| What is expected |
Your answer should be a single number: the count of lines holding the word "text".

☆ ☆ ☆ ☆

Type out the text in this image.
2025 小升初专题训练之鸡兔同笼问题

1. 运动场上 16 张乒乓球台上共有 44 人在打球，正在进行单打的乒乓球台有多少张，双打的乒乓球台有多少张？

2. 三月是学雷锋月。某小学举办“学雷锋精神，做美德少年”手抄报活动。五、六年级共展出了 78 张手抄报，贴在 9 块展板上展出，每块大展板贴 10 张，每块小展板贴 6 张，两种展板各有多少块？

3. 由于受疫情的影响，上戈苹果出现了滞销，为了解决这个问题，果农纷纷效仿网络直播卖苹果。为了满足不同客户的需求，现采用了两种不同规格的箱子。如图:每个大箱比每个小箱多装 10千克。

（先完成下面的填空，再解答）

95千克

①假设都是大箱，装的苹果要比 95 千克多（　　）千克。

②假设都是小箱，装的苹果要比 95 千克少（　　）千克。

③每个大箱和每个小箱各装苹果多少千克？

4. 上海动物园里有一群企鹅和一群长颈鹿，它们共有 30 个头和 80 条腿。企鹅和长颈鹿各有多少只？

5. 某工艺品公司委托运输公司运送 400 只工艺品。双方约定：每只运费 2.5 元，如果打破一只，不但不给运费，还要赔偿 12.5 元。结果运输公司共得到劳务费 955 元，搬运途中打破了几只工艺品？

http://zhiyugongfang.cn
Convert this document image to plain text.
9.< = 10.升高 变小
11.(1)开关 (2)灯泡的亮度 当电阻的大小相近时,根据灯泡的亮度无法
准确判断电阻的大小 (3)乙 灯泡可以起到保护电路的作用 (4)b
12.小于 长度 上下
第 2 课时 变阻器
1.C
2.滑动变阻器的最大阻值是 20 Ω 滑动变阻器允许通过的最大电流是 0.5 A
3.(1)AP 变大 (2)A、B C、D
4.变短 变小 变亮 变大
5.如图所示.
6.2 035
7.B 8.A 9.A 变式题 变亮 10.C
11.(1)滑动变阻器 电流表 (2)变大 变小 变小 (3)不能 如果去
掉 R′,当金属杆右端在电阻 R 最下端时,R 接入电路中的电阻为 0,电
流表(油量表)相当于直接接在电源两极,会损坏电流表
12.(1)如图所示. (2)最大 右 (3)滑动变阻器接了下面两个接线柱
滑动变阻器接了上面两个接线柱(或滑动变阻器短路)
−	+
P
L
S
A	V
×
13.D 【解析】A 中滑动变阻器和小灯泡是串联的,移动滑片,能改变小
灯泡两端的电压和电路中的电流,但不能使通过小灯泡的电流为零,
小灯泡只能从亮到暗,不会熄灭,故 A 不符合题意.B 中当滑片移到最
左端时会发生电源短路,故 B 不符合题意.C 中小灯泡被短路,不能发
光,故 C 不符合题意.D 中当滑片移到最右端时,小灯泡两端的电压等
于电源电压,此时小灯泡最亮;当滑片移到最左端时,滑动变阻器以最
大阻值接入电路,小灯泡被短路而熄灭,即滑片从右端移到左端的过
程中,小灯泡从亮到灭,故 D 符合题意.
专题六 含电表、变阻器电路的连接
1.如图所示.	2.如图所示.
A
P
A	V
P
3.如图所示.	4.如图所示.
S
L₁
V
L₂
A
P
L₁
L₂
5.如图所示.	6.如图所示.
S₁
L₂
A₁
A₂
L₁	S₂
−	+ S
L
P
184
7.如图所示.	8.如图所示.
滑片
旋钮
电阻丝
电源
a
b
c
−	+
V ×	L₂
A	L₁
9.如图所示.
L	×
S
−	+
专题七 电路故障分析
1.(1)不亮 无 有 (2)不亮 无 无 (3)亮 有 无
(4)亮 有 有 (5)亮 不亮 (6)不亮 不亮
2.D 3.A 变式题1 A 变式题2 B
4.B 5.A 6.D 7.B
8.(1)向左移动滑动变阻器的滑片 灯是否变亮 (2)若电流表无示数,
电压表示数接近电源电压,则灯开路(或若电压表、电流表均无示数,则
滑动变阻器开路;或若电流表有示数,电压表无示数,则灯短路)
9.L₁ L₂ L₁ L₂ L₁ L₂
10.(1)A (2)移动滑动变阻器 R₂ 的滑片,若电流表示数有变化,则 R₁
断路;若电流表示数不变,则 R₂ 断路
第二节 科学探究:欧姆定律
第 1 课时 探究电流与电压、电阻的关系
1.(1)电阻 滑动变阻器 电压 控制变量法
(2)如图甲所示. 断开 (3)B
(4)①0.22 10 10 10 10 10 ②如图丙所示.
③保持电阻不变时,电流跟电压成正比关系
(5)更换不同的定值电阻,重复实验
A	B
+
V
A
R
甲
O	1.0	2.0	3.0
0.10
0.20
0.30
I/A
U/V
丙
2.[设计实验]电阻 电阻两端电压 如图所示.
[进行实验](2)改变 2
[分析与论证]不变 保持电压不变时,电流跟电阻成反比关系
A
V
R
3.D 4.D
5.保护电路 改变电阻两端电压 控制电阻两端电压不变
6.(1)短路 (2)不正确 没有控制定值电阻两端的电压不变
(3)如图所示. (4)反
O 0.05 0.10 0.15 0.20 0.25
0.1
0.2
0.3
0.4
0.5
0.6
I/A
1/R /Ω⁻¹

☆ ☆ ☆ ☆

| Answer for this exercise |
2